EXERCISE INSTRUCTIONS —
Set down the material once more, exactly as it appears.

SUPPLIED ENTRIES —
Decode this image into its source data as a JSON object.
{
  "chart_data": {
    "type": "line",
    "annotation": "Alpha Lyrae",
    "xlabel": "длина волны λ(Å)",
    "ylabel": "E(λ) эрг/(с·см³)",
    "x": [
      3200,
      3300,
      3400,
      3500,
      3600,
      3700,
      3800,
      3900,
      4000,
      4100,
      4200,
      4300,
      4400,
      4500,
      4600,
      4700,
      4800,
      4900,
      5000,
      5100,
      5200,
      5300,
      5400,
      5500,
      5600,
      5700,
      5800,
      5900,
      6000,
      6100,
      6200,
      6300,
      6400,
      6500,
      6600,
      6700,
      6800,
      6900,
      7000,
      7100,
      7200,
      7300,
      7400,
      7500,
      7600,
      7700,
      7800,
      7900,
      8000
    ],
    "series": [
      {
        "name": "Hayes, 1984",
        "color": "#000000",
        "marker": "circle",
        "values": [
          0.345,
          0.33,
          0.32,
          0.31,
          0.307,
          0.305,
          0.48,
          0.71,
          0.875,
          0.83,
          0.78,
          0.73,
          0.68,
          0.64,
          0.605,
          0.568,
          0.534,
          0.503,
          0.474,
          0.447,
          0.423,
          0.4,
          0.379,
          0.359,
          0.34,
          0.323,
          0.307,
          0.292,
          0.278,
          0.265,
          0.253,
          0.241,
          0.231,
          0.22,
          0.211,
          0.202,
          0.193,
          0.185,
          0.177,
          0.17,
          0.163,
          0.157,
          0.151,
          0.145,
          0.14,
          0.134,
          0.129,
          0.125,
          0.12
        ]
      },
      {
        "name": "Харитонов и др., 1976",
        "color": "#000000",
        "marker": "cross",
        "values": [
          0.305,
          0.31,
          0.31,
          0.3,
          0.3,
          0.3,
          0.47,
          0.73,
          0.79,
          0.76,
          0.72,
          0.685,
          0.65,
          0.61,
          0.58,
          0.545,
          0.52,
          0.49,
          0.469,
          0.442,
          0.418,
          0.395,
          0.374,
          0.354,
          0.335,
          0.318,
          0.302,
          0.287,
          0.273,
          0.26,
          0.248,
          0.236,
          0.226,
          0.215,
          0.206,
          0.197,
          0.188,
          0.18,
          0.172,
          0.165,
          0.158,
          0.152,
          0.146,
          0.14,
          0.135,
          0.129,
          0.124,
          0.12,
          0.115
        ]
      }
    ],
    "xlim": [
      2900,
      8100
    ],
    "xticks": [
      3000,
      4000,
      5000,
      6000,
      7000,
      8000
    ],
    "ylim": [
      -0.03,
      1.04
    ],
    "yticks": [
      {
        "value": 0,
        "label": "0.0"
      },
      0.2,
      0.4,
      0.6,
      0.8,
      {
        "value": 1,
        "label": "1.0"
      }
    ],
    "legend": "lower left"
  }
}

ANSWER TO THIS TASK —
Decode this image into its source data as a JSON object.
{
  "chart_data": {
    "type": "line",
    "annotation": "Alpha Lyrae",
    "xlabel": "длина волны λ(Å)",
    "ylabel": "E(λ) эрг/(с·см³)",
    "x": [
      3200,
      3300,
      3400,
      3500,
      3600,
      3700,
      3800,
      3900,
      4000,
      4100,
      4200,
      4300,
      4400,
      4500,
      4600,
      4700,
      4800,
      4900,
      5000,
      5100,
      5200,
      5300,
      5400,
      5500,
      5600,
      5700,
      5800,
      5900,
      6000,
      6100,
      6200,
      6300,
      6400,
      6500,
      6600,
      6700,
      6800,
      6900,
      7000,
      7100,
      7200,
      7300,
      7400,
      7500,
      7600,
      7700,
      7800,
      7900,
      8000
    ],
    "series": [
      {
        "name": "Hayes, 1984",
        "color": "#000000",
        "marker": "circle",
        "values": [
          0.345,
          0.33,
          0.32,
          0.31,
          0.307,
          0.305,
          0.48,
          0.71,
          0.875,
          0.83,
          0.78,
          0.73,
          0.68,
          0.64,
          0.605,
          0.568,
          0.534,
          0.503,
          0.474,
          0.447,
          0.423,
          0.4,
          0.379,
          0.359,
          0.34,
          0.323,
          0.307,
          0.292,
          0.278,
          0.265,
          0.253,
          0.241,
          0.231,
          0.22,
          0.211,
          0.202,
          0.193,
          0.185,
          0.177,
          0.17,
          0.163,
          0.157,
          0.151,
          0.145,
          0.14,
          0.134,
          0.129,
          0.125,
          0.12
        ]
      },
      {
        "name": "Харитонов и др., 1976",
        "color": "#000000",
        "marker": "cross",
        "values": [
          0.305,
          0.31,
          0.31,
          0.3,
          0.3,
          0.3,
          0.47,
          0.73,
          0.79,
          0.76,
          0.72,
          0.685,
          0.65,
          0.61,
          0.58,
          0.545,
          0.52,
          0.49,
          0.469,
          0.442,
          0.418,
          0.395,
          0.374,
          0.354,
          0.335,
          0.318,
          0.302,
          0.287,
          0.273,
          0.26,
          0.248,
          0.236,
          0.226,
          0.215,
          0.206,
          0.197,
          0.188,
          0.18,
          0.172,
          0.165,
          0.158,
          0.152,
          0.146,
          0.14,
          0.135,
          0.129,
          0.124,
          0.12,
          0.115
        ]
      }
    ],
    "xlim": [
      2900,
      8100
    ],
    "xticks": [
      3000,
      4000,
      5000,
      6000,
      7000,
      8000
    ],
    "ylim": [
      -0.03,
      1.04
    ],
    "yticks": [
      {
        "value": 0,
        "label": "0.0"
      },
      0.2,
      0.4,
      0.6,
      0.8,
      {
        "value": 1,
        "label": "1.0"
      }
    ],
    "legend": "lower left"
  }
}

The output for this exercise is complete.